釣り場でできるケガの応急処置を紹介する文章の続きを、最後の文のあとから書き足してください。

■ 文章の本文:
╭──

アウトドアは自然の中での遊びだ。油断すると大怪我を負ってしまうこともある。特に釣りは鋭い針や、足元が整備されていない場所、毒を持つ生物、そして、打ち寄せる波など、ケガをするリスクは決して低くはない。今回は釣り場で出来るカンタンな応急処置を紹介していこう。
1,釣り針によるケガ
釣り独特のケガの代表格がハリ刺さり。ハリには一般的にカエシが付いているので一度刺さると簡単には抜けない。
初めに言っておくが、これから説明する方法はあくまで応急処置だ。病院にすぐに行ける環境であれば、余計なことをせずに受診すること。
貫通させる
カエシまで皮膚の中に入ってしまった場合は、荒治療ではあるが、ハリを抜こうとするのではなく、そのままカエシが出てくるまで貫通させ、ペンチやニッパーなどでハリを切断して抜く方法がある。
ストリングヤンクテクニック
深く刺さった時やトリプルフックのうち2本が刺さった場合など貫通させられないときでもダメージが少なく素早く抜けるのがストリングヤンクテクニックと呼ばれるもの。

╰──

■ 渡された記録:

╭──

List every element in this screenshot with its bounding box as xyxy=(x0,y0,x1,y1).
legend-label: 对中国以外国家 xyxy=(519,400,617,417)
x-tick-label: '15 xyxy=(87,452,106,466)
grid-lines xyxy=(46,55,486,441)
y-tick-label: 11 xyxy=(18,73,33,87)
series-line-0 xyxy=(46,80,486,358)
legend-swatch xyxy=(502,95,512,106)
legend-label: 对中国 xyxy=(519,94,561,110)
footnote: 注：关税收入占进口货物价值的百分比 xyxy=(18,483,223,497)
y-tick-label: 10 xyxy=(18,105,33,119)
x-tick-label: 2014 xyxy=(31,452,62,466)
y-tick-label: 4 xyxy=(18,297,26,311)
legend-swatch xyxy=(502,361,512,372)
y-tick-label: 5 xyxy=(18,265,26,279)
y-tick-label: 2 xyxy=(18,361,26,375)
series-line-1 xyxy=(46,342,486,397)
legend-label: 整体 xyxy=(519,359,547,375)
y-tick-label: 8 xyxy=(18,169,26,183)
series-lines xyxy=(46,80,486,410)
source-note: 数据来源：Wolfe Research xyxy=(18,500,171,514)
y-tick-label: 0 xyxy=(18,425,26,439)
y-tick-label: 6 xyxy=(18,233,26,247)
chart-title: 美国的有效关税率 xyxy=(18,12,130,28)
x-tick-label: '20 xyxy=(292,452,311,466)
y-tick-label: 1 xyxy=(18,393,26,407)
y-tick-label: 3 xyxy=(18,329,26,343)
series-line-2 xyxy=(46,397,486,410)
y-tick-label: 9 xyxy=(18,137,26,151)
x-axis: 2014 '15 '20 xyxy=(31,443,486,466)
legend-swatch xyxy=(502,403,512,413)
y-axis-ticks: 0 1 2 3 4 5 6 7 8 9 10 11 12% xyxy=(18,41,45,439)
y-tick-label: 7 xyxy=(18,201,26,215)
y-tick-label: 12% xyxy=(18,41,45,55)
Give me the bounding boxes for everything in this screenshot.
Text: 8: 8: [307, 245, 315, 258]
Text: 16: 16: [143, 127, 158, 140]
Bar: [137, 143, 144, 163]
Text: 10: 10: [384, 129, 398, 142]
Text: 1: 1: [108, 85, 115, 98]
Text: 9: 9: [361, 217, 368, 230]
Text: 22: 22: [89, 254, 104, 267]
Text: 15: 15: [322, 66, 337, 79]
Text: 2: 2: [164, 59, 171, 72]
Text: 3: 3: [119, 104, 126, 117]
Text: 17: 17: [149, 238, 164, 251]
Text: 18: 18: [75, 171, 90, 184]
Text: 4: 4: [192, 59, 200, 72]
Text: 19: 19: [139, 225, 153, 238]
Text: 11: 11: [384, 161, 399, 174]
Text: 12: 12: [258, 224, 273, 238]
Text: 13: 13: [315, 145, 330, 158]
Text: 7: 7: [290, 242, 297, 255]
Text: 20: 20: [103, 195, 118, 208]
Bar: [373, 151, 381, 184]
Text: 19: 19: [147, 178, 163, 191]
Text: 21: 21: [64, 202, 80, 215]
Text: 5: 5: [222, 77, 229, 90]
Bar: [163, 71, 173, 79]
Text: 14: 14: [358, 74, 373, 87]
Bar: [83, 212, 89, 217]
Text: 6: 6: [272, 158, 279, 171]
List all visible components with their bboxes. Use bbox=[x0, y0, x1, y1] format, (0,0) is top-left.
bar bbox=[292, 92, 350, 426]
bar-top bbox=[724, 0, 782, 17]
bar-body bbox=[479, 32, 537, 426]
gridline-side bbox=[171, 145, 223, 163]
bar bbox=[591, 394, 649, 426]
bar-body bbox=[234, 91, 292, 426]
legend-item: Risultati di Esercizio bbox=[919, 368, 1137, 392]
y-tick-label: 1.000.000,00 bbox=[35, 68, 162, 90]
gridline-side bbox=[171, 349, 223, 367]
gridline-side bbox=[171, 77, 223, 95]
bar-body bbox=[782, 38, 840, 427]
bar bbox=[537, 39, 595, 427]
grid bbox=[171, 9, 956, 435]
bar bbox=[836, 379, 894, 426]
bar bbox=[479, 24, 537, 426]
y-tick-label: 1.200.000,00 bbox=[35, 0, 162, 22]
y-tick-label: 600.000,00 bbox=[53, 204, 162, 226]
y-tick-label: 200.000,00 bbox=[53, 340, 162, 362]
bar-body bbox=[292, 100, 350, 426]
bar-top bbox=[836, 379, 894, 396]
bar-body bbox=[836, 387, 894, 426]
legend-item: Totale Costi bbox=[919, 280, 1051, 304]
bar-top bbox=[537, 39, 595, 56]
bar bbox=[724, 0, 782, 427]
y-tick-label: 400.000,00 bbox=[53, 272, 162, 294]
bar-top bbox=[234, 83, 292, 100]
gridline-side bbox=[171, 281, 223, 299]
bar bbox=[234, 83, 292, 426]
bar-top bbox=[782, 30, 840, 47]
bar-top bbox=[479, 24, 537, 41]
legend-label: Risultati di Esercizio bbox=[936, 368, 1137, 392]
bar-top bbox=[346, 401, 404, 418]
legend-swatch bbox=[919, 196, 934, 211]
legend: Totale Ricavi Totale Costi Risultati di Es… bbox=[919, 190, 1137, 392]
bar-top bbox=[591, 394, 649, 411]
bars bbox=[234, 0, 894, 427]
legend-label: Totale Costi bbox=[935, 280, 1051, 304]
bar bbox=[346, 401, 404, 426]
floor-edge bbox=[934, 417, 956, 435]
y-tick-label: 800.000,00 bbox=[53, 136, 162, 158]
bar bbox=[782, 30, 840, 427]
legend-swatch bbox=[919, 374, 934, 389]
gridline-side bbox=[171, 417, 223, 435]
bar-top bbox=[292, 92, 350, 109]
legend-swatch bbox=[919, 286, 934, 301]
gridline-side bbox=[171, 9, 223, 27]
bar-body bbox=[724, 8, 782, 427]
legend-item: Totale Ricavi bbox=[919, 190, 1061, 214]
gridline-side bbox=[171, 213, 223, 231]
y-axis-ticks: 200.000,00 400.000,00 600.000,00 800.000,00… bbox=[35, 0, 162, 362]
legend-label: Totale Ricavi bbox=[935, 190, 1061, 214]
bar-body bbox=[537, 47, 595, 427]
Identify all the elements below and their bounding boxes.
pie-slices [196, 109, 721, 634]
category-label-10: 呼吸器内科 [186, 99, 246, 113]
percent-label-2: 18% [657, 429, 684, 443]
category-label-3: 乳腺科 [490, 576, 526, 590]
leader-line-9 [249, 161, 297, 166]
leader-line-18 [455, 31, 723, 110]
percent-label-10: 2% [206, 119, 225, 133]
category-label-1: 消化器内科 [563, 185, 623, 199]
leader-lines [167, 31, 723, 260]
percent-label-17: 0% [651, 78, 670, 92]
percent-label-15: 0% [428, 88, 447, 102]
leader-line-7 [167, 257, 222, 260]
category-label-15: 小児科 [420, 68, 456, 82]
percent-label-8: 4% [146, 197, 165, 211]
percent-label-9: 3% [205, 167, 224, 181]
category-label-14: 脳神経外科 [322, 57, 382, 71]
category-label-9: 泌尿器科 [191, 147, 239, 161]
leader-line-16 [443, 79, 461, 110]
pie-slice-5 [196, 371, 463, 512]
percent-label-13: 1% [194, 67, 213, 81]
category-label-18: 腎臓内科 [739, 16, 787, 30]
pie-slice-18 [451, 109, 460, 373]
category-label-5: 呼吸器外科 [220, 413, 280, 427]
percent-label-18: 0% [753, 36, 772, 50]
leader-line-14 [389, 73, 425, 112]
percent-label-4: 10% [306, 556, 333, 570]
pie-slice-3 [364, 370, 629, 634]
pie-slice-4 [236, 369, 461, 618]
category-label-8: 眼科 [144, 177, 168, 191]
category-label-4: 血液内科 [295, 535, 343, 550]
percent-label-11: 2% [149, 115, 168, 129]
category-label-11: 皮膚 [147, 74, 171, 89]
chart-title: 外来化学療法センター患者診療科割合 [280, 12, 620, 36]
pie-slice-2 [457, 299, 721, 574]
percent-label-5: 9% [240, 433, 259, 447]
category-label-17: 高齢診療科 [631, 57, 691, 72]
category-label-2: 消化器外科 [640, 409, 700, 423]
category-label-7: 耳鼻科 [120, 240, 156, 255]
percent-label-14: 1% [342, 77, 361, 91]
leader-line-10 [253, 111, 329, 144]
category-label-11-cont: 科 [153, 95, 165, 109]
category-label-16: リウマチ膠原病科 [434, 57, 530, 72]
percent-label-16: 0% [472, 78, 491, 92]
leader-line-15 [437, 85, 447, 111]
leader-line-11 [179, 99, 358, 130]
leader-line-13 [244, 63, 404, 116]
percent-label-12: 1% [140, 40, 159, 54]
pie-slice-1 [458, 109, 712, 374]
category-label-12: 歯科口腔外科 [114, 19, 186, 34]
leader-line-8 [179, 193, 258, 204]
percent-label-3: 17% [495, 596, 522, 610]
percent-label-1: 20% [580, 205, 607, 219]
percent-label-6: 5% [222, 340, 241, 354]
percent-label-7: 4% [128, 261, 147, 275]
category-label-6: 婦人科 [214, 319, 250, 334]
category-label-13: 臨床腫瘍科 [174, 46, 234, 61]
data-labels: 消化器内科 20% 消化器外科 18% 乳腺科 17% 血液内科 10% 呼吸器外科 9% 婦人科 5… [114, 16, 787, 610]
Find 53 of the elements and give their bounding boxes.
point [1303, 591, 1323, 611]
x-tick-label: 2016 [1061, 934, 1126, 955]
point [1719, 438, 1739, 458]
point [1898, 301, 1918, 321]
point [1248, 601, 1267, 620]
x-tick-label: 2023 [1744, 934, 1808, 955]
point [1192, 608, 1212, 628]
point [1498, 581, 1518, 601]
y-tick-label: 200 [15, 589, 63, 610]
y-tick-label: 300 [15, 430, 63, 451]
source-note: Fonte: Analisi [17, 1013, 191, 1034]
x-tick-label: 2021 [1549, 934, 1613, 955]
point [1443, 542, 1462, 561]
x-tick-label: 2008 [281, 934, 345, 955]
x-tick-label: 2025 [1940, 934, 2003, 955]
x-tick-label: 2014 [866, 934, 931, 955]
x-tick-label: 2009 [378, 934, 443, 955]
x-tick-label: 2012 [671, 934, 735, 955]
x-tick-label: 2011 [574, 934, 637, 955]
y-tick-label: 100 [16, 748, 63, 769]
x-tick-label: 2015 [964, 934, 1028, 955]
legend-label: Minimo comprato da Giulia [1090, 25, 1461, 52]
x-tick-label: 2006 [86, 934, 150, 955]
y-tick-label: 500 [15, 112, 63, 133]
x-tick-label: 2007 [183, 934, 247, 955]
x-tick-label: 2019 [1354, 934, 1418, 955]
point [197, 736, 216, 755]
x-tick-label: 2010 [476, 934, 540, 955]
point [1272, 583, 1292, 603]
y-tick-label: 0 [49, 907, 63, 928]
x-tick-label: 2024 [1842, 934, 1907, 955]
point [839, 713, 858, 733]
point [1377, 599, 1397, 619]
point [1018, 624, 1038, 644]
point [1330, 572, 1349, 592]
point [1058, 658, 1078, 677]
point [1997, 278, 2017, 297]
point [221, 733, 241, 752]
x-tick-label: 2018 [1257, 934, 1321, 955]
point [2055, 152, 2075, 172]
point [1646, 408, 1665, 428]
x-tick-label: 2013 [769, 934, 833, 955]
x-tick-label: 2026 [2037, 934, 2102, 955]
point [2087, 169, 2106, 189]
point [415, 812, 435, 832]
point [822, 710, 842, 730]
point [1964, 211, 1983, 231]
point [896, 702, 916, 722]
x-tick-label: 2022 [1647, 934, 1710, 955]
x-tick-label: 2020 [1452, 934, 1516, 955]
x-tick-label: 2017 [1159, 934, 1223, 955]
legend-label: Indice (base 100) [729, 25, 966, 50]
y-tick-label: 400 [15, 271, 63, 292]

╰──

■ 作業の結果:
人が引っ張ってすぐ切れないものでPEラインなどの締め込むとズレにくいイトを刺さったハリのカーブした部分に結び、一定方向へ安定した力をかけることで、一気に引き抜く方法。このときにハリがグラグラ動いてしまうと、うまく抜けなかったり傷口を広げてダメージが増加したりするので注意。
1人でもできるがビビって勢いが足りないと抜けないので他人にやってもらうのがベスト。ペンチで引き抜くよりも角度を固定でき、力が分散しないので素早く抜ける。
一番のポイントは躊躇せずに一気に引き抜くこと。
幼少時代にグラ◯ダー武◯という漫画の真似をしながらサイドハンドキャストでドヤっていた少年が隣の友人に思いっきりぶつけて病院送りにしたのを見かけている。
予期せぬトラブルが発生することが多いので子供や初心者と行く場合はそもそもバーブレスにしてから釣行しよう。
2,転倒によるケガ
陸っぱりで一番多いのが転倒による打撲や擦り傷など。
大切な道具を守るために我が身を犠牲にしたことはないだろうか。
最近筆者が体験したのは、コンクリの土手で転び、愛竿を守るために身を投げうって5回転。愛竿とリールは擦り傷ひとつつかず無事!「竿無事でよかった~。さっきのスタントマンみたいでヤバくね?」と、ノーテンキに喜んでいたがしばらくするとヒザが痛い・・。履いていたお気に入りの黒いチノパンとパーカーは一瞬でダメージ仕様&泥だらけになり、普段着には使えない状態。よく見たらヒザがボロボロで血だらけになっていた。
こんなときはすぐに清潔な真水で砂や土などの汚れ洗い流し、絆創膏などで傷をふさぐ。その際、海水や汚れた水は細菌が入り込む可能性があるので極力避けよう。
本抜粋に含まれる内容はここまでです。